— START —

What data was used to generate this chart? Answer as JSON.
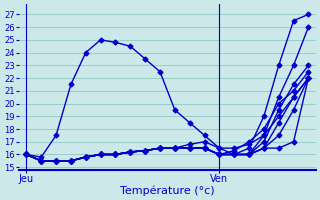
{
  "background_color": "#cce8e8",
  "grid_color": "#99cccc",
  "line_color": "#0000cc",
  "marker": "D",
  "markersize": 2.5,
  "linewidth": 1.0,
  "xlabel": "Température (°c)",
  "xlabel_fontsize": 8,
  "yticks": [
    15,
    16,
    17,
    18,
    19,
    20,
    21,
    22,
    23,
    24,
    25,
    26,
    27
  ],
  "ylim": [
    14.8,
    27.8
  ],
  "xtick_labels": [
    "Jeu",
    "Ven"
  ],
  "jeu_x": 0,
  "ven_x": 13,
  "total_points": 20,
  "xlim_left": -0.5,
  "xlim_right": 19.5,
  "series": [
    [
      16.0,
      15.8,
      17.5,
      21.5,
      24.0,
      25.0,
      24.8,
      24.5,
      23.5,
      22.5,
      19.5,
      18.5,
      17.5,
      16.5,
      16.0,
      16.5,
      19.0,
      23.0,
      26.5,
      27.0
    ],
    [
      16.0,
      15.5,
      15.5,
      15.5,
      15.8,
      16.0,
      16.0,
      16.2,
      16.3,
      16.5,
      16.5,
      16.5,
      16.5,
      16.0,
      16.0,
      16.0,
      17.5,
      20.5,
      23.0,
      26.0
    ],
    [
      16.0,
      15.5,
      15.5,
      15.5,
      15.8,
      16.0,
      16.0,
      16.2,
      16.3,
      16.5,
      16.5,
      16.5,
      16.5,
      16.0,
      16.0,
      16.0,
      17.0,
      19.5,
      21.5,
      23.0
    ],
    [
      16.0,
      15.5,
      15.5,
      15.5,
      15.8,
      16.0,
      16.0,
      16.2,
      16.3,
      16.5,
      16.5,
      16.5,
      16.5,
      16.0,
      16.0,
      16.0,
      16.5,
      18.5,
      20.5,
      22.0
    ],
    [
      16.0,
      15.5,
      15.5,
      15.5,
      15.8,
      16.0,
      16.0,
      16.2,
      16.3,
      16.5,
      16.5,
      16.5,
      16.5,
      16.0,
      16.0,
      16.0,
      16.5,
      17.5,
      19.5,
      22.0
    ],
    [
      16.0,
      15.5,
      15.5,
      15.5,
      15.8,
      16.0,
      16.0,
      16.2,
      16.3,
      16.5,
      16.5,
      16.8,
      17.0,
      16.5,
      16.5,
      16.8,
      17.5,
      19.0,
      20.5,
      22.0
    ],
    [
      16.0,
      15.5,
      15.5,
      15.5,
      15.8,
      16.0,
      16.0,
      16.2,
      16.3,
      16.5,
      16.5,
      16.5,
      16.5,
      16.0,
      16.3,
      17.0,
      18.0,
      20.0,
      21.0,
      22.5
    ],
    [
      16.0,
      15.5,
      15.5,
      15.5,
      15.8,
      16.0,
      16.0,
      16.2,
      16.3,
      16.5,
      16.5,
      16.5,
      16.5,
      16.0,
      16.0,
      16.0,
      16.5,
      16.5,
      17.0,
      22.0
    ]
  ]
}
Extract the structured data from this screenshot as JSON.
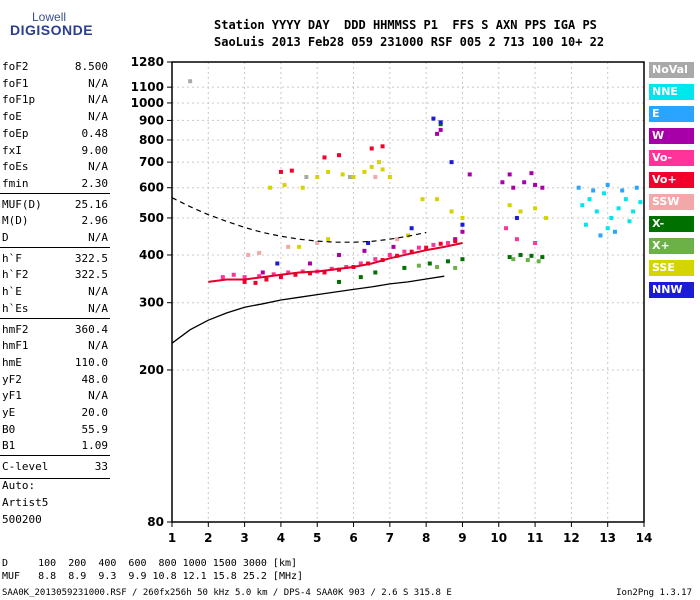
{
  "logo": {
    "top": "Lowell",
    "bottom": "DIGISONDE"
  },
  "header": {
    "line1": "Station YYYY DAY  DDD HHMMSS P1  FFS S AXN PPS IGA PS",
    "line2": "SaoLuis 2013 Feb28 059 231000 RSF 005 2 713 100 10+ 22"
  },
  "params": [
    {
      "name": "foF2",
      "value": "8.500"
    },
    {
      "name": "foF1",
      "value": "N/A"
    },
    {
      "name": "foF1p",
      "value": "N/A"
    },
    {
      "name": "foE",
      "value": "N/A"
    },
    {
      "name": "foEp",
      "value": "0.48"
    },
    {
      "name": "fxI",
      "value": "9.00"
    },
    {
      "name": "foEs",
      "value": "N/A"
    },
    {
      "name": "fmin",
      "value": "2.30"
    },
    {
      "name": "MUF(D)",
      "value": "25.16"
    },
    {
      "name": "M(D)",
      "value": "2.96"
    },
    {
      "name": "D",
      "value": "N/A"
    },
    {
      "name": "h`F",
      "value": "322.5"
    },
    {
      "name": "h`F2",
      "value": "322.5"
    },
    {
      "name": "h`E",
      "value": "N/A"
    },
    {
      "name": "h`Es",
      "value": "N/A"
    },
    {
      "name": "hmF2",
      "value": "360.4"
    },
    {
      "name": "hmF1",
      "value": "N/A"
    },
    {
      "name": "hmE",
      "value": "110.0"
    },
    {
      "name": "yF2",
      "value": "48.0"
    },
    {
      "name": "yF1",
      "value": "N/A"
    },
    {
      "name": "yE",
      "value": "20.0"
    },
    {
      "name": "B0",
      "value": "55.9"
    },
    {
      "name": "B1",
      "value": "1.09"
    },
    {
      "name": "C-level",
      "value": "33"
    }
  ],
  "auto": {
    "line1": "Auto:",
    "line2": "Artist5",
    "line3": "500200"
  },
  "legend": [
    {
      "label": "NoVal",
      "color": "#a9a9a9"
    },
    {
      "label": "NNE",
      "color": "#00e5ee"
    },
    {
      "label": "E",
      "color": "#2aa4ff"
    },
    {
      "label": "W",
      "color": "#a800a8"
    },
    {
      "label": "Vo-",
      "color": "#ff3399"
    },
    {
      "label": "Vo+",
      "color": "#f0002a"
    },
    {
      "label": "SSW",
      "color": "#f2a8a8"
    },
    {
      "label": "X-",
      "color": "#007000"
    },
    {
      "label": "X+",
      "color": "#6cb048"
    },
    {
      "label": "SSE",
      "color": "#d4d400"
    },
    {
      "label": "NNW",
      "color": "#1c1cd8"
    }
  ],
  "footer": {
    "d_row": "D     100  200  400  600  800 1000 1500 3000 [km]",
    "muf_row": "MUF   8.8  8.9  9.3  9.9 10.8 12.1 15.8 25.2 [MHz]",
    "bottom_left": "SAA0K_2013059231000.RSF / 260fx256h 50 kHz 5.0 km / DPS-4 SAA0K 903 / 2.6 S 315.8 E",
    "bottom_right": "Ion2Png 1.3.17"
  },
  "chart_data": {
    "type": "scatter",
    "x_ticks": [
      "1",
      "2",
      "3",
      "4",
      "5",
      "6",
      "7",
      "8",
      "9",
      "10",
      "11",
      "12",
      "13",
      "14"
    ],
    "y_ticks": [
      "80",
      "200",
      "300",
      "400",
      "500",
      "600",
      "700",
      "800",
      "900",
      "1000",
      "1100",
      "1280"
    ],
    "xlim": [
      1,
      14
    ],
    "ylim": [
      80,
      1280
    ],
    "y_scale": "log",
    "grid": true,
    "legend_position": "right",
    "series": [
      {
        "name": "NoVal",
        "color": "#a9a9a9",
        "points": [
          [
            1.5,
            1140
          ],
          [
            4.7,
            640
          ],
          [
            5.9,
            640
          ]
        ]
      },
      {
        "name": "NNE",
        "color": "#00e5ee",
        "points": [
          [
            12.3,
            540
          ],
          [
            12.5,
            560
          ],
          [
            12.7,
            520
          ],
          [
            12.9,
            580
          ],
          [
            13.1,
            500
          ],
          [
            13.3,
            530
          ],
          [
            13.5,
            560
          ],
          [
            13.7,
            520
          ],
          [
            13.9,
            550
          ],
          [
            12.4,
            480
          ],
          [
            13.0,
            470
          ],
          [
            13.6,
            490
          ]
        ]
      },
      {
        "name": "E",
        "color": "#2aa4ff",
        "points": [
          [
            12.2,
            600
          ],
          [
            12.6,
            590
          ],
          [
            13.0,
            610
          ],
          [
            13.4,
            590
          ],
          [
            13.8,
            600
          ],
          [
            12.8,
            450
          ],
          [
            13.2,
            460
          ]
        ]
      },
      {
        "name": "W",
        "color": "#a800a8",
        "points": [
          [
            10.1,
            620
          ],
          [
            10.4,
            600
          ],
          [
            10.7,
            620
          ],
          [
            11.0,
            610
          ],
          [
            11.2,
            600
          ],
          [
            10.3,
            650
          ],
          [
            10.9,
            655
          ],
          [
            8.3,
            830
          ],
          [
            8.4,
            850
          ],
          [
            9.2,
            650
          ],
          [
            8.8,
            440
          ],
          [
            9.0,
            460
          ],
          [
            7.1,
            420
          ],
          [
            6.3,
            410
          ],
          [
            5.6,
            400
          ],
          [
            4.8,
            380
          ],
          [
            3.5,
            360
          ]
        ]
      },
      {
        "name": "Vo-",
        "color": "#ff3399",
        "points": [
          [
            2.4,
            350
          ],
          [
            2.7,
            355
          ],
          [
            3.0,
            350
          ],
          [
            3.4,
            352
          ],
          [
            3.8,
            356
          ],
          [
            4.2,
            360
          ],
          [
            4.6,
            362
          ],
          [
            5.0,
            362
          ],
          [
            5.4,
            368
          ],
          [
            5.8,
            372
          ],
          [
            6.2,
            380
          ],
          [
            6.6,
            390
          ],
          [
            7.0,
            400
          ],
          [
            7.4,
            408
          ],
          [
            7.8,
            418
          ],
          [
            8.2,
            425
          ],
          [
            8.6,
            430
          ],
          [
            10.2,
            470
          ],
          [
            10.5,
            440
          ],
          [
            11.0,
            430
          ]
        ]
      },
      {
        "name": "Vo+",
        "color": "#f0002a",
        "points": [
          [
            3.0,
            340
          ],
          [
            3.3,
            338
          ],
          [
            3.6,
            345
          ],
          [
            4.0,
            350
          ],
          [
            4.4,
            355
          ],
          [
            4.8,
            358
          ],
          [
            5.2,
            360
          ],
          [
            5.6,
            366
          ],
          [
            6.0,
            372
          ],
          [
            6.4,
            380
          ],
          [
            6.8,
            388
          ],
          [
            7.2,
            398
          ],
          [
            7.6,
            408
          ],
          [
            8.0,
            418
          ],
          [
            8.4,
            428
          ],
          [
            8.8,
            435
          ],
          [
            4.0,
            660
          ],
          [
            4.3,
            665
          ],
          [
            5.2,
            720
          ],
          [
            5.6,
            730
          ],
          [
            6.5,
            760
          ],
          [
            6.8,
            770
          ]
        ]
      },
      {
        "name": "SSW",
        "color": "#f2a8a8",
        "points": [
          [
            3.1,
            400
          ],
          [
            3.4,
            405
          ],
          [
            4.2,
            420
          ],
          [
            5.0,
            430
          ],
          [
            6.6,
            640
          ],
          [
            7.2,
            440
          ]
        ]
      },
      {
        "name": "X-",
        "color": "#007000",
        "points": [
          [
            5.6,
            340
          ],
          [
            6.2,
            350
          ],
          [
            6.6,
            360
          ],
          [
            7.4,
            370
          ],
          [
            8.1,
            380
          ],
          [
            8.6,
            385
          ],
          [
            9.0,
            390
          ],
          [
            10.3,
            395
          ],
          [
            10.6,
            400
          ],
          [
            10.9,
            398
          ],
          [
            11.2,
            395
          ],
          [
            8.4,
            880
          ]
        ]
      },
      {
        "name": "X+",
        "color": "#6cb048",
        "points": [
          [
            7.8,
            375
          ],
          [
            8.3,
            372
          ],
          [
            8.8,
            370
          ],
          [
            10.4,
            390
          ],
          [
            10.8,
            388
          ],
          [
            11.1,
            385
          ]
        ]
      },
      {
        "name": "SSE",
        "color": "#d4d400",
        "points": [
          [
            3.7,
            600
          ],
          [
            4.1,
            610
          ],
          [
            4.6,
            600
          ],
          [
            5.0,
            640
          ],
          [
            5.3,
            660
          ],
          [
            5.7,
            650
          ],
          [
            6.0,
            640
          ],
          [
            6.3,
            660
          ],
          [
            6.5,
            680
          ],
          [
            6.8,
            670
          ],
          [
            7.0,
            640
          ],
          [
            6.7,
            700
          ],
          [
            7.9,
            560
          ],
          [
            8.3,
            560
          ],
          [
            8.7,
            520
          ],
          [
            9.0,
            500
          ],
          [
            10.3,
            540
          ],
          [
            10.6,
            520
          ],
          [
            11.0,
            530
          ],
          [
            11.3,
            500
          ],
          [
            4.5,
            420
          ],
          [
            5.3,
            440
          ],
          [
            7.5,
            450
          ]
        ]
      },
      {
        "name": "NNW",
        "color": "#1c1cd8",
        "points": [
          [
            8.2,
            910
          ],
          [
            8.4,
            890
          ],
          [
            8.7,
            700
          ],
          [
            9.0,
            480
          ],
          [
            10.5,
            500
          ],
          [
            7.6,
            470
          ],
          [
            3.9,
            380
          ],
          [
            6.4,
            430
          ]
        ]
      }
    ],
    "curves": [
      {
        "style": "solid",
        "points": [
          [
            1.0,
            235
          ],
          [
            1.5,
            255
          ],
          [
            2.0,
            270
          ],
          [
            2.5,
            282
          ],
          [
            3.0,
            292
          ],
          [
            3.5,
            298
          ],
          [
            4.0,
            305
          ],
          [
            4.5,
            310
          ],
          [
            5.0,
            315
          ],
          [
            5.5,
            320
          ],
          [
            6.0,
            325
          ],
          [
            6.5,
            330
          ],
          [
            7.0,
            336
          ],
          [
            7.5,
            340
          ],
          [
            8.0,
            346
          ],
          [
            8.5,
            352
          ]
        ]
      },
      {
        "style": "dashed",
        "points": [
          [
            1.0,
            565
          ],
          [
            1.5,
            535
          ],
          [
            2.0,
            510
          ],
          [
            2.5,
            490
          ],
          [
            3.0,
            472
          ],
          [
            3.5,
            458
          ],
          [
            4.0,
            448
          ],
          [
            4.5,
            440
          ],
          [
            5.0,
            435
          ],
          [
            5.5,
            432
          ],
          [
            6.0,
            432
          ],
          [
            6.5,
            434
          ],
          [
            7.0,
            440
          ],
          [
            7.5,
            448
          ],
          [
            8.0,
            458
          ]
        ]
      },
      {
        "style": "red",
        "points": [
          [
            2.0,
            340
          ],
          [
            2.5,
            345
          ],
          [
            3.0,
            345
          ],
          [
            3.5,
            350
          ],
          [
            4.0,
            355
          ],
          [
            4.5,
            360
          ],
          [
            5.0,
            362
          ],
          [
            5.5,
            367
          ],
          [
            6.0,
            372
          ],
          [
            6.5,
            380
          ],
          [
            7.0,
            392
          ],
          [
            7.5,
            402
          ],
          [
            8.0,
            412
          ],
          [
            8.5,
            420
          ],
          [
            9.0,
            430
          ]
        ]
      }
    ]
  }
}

— END —

### What you have to do
Go through the records and copy each line with "JSON" in it.

### Task output
What data was used to generate this chart? Answer as JSON.
Extract the structured data from this screenshot as JSON.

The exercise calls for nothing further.